Repeat each entry exactly and drop the pictures.

━━ Data entries ━━

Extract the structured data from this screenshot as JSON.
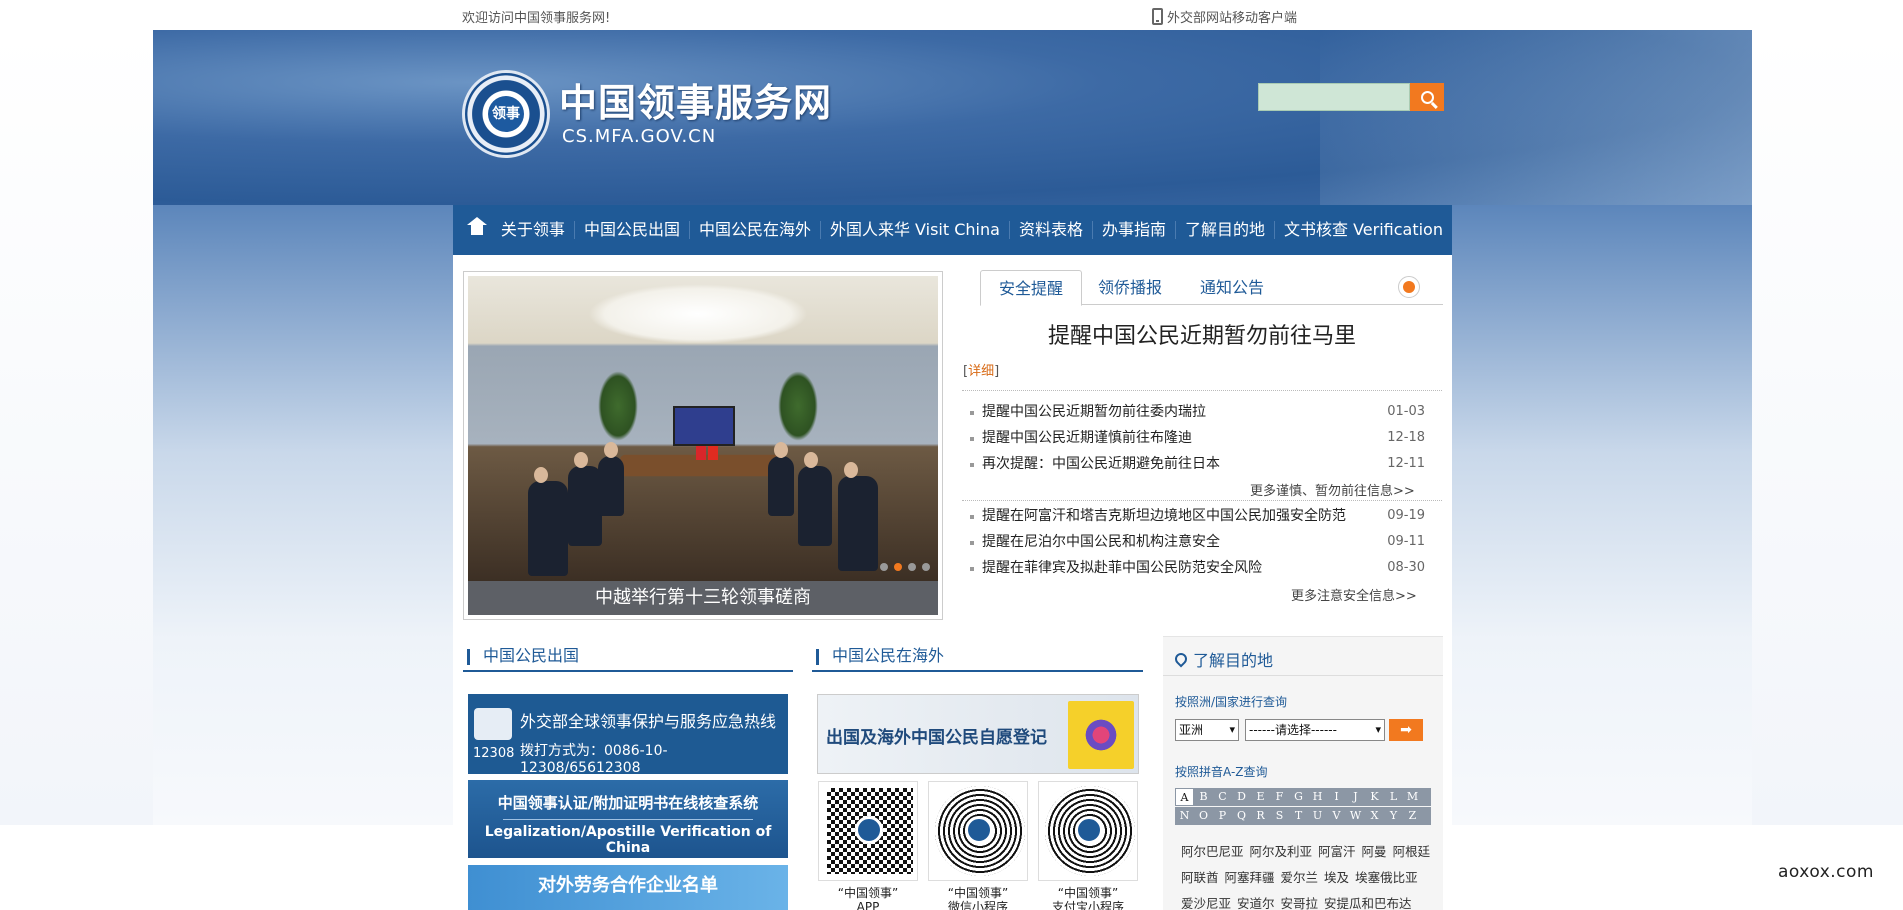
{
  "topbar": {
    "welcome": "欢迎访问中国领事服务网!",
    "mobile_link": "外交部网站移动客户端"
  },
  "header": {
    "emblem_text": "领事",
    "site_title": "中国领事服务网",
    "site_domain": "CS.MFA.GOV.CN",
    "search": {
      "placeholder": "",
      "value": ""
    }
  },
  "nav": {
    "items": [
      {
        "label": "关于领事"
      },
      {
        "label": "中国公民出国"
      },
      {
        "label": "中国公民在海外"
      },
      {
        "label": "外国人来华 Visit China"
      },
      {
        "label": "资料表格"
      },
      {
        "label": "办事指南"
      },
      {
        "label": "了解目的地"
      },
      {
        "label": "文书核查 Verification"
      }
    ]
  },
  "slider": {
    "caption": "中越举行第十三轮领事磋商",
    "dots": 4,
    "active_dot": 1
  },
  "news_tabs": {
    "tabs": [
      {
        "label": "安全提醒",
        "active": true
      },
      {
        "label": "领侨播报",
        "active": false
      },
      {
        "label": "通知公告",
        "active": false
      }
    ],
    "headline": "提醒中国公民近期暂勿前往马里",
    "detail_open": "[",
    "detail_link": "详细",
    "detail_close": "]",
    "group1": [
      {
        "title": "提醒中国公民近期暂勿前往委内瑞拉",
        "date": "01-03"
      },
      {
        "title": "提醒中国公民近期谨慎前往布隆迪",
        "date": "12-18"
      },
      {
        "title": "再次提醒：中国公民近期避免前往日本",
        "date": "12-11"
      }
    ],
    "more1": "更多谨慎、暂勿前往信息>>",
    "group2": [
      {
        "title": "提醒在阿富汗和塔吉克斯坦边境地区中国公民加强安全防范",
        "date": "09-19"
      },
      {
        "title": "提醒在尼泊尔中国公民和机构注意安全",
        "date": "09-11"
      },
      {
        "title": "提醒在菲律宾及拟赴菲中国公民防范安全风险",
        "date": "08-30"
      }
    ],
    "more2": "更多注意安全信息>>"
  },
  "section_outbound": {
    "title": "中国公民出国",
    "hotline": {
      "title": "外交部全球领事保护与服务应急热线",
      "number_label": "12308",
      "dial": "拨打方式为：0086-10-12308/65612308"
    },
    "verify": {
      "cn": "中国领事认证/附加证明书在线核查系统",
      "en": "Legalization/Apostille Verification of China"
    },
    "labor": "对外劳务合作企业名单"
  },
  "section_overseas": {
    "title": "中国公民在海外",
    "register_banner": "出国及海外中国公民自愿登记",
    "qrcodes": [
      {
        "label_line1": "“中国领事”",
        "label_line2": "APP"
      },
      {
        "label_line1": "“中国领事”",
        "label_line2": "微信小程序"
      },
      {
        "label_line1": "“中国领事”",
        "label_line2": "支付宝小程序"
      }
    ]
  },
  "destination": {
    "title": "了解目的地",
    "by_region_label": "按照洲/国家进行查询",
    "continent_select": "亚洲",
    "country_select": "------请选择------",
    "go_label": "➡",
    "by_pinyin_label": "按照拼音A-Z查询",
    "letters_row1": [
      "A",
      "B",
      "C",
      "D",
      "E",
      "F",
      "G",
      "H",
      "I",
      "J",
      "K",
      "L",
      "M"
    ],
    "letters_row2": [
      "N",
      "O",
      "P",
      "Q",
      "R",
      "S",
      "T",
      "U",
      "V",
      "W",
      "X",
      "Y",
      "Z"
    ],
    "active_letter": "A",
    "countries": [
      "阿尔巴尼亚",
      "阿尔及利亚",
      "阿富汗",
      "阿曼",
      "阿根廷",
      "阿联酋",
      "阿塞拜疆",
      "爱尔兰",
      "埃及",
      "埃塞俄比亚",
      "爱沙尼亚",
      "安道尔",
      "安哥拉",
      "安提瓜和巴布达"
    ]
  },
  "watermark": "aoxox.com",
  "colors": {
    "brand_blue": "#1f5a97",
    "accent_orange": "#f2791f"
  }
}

━━━

**Output for this exercise:**
Extract the structured data from this screenshot as JSON.
{
  "topbar": {
    "welcome": "欢迎访问中国领事服务网!",
    "mobile_link": "外交部网站移动客户端"
  },
  "header": {
    "emblem_text": "领事",
    "site_title": "中国领事服务网",
    "site_domain": "CS.MFA.GOV.CN",
    "search": {
      "placeholder": "",
      "value": ""
    }
  },
  "nav": {
    "items": [
      {
        "label": "关于领事"
      },
      {
        "label": "中国公民出国"
      },
      {
        "label": "中国公民在海外"
      },
      {
        "label": "外国人来华 Visit China"
      },
      {
        "label": "资料表格"
      },
      {
        "label": "办事指南"
      },
      {
        "label": "了解目的地"
      },
      {
        "label": "文书核查 Verification"
      }
    ]
  },
  "slider": {
    "caption": "中越举行第十三轮领事磋商",
    "dots": 4,
    "active_dot": 1
  },
  "news_tabs": {
    "tabs": [
      {
        "label": "安全提醒",
        "active": true
      },
      {
        "label": "领侨播报",
        "active": false
      },
      {
        "label": "通知公告",
        "active": false
      }
    ],
    "headline": "提醒中国公民近期暂勿前往马里",
    "detail_open": "[",
    "detail_link": "详细",
    "detail_close": "]",
    "group1": [
      {
        "title": "提醒中国公民近期暂勿前往委内瑞拉",
        "date": "01-03"
      },
      {
        "title": "提醒中国公民近期谨慎前往布隆迪",
        "date": "12-18"
      },
      {
        "title": "再次提醒：中国公民近期避免前往日本",
        "date": "12-11"
      }
    ],
    "more1": "更多谨慎、暂勿前往信息>>",
    "group2": [
      {
        "title": "提醒在阿富汗和塔吉克斯坦边境地区中国公民加强安全防范",
        "date": "09-19"
      },
      {
        "title": "提醒在尼泊尔中国公民和机构注意安全",
        "date": "09-11"
      },
      {
        "title": "提醒在菲律宾及拟赴菲中国公民防范安全风险",
        "date": "08-30"
      }
    ],
    "more2": "更多注意安全信息>>"
  },
  "section_outbound": {
    "title": "中国公民出国",
    "hotline": {
      "title": "外交部全球领事保护与服务应急热线",
      "number_label": "12308",
      "dial": "拨打方式为：0086-10-12308/65612308"
    },
    "verify": {
      "cn": "中国领事认证/附加证明书在线核查系统",
      "en": "Legalization/Apostille Verification of China"
    },
    "labor": "对外劳务合作企业名单"
  },
  "section_overseas": {
    "title": "中国公民在海外",
    "register_banner": "出国及海外中国公民自愿登记",
    "qrcodes": [
      {
        "label_line1": "“中国领事”",
        "label_line2": "APP"
      },
      {
        "label_line1": "“中国领事”",
        "label_line2": "微信小程序"
      },
      {
        "label_line1": "“中国领事”",
        "label_line2": "支付宝小程序"
      }
    ]
  },
  "destination": {
    "title": "了解目的地",
    "by_region_label": "按照洲/国家进行查询",
    "continent_select": "亚洲",
    "country_select": "------请选择------",
    "go_label": "➡",
    "by_pinyin_label": "按照拼音A-Z查询",
    "letters_row1": [
      "A",
      "B",
      "C",
      "D",
      "E",
      "F",
      "G",
      "H",
      "I",
      "J",
      "K",
      "L",
      "M"
    ],
    "letters_row2": [
      "N",
      "O",
      "P",
      "Q",
      "R",
      "S",
      "T",
      "U",
      "V",
      "W",
      "X",
      "Y",
      "Z"
    ],
    "active_letter": "A",
    "countries": [
      "阿尔巴尼亚",
      "阿尔及利亚",
      "阿富汗",
      "阿曼",
      "阿根廷",
      "阿联酋",
      "阿塞拜疆",
      "爱尔兰",
      "埃及",
      "埃塞俄比亚",
      "爱沙尼亚",
      "安道尔",
      "安哥拉",
      "安提瓜和巴布达"
    ]
  },
  "watermark": "aoxox.com",
  "colors": {
    "brand_blue": "#1f5a97",
    "accent_orange": "#f2791f"
  }
}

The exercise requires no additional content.